Each line below should be retyped exactly, with no pictures.

|---|

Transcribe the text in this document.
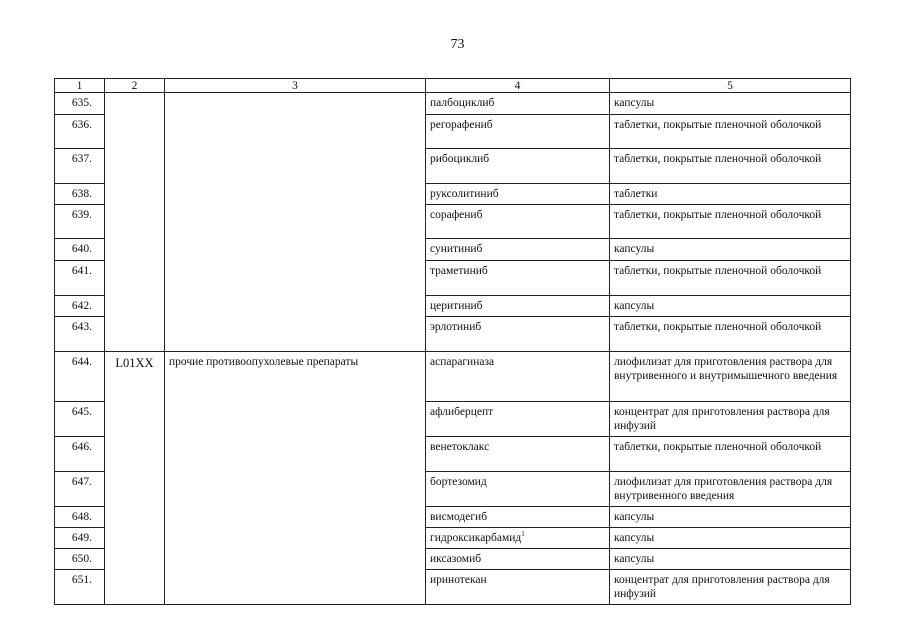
73
1	2	3	4	5
635.			палбоциклиб	капсулы
636.			регорафениб	таблетки, покрытые пленочной оболочкой
637.			рибоциклиб	таблетки, покрытые пленочной оболочкой
638.			руксолитиниб	таблетки
639.			сорафениб	таблетки, покрытые пленочной оболочкой
640.			сунитиниб	капсулы
641.			траметиниб	таблетки, покрытые пленочной оболочкой
642.			церитиниб	капсулы
643.			эрлотиниб	таблетки, покрытые пленочной оболочкой
644.	L01XX	прочие противоопухолевые препараты	аспарагиназа	лиофилизат для приготовления раствора для внутривенного и внутримышечного введения
645.			афлиберцепт	концентрат для приготовления раствора для инфузий
646.			венетоклакс	таблетки, покрытые пленочной оболочкой
647.			бортезомид	лиофилизат для приготовления раствора для внутривенного введения
648.			висмодегиб	капсулы
649.			гидроксикарбамид$^1$	капсулы
650.			иксазомиб	капсулы
651.			иринотекан	концентрат для приготовления раствора для инфузий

|---|

__Answer to this task__
Transcribe the text in this document.
73
1	2	3	4	5
635.			палбоциклиб	капсулы
636.			регорафениб	таблетки, покрытые пленочной оболочкой
637.			рибоциклиб	таблетки, покрытые пленочной оболочкой
638.			руксолитиниб	таблетки
639.			сорафениб	таблетки, покрытые пленочной оболочкой
640.			сунитиниб	капсулы
641.			траметиниб	таблетки, покрытые пленочной оболочкой
642.			церитиниб	капсулы
643.			эрлотиниб	таблетки, покрытые пленочной оболочкой
644.	L01XX	прочие противоопухолевые препараты	аспарагиназа	лиофилизат для приготовления раствора для внутривенного и внутримышечного введения
645.			афлиберцепт	концентрат для приготовления раствора для инфузий
646.			венетоклакс	таблетки, покрытые пленочной оболочкой
647.			бортезомид	лиофилизат для приготовления раствора для внутривенного введения
648.			висмодегиб	капсулы
649.			гидроксикарбамид$^1$	капсулы
650.			иксазомиб	капсулы
651.			иринотекан	концентрат для приготовления раствора для инфузий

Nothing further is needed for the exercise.